TASK:
Output the data below in full, byte for byte. Nothing may differ.

RECORDS SHOWN:

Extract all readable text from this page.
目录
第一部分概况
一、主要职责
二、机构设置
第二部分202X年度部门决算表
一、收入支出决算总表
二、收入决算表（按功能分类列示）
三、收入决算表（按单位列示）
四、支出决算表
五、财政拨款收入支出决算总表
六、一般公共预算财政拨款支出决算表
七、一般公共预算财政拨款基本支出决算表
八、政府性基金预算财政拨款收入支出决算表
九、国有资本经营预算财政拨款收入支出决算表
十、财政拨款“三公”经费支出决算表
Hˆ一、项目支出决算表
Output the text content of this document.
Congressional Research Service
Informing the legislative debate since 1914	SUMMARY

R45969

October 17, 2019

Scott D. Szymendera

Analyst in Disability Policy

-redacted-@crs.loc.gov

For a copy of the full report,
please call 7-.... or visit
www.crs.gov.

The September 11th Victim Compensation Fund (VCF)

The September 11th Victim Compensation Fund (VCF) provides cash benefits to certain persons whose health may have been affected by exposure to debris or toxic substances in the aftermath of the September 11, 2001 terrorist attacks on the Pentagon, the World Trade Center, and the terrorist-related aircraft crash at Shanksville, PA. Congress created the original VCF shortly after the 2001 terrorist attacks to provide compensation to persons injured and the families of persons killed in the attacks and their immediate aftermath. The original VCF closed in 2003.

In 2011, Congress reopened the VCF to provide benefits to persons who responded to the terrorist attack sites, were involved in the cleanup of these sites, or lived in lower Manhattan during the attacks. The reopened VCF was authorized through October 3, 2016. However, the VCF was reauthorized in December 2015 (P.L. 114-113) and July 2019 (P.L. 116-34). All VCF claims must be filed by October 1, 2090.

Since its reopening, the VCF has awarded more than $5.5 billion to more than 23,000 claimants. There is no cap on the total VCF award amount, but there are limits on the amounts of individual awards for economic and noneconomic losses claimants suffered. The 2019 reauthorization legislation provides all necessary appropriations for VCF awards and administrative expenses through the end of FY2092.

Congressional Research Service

SOLVED PROBLEM:
Extract all readable text from this page.
目录
第一部分概况
一、主要职责
二、机构设置
第二部分202X年度部门决算表
一、收入支出决算总表
二、收入决算表（按功能分类列示）
三、收入决算表（按单位列示）
四、支出决算表
五、财政拨款收入支出决算总表
六、一般公共预算财政拨款支出决算表
七、一般公共预算财政拨款基本支出决算表
八、政府性基金预算财政拨款收入支出决算表
九、国有资本经营预算财政拨款收入支出决算表
十、财政拨款“三公”经费支出决算表
Hˆ一、项目支出决算表
Output the text content of this document.
Congressional Research Service
Informing the legislative debate since 1914	SUMMARY

R45969

October 17, 2019

Scott D. Szymendera

Analyst in Disability Policy

-redacted-@crs.loc.gov

For a copy of the full report,
please call 7-.... or visit
www.crs.gov.

The September 11th Victim Compensation Fund (VCF)

The September 11th Victim Compensation Fund (VCF) provides cash benefits to certain persons whose health may have been affected by exposure to debris or toxic substances in the aftermath of the September 11, 2001 terrorist attacks on the Pentagon, the World Trade Center, and the terrorist-related aircraft crash at Shanksville, PA. Congress created the original VCF shortly after the 2001 terrorist attacks to provide compensation to persons injured and the families of persons killed in the attacks and their immediate aftermath. The original VCF closed in 2003.

In 2011, Congress reopened the VCF to provide benefits to persons who responded to the terrorist attack sites, were involved in the cleanup of these sites, or lived in lower Manhattan during the attacks. The reopened VCF was authorized through October 3, 2016. However, the VCF was reauthorized in December 2015 (P.L. 114-113) and July 2019 (P.L. 116-34). All VCF claims must be filed by October 1, 2090.

Since its reopening, the VCF has awarded more than $5.5 billion to more than 23,000 claimants. There is no cap on the total VCF award amount, but there are limits on the amounts of individual awards for economic and noneconomic losses claimants suffered. The 2019 reauthorization legislation provides all necessary appropriations for VCF awards and administrative expenses through the end of FY2092.

Congressional Research Service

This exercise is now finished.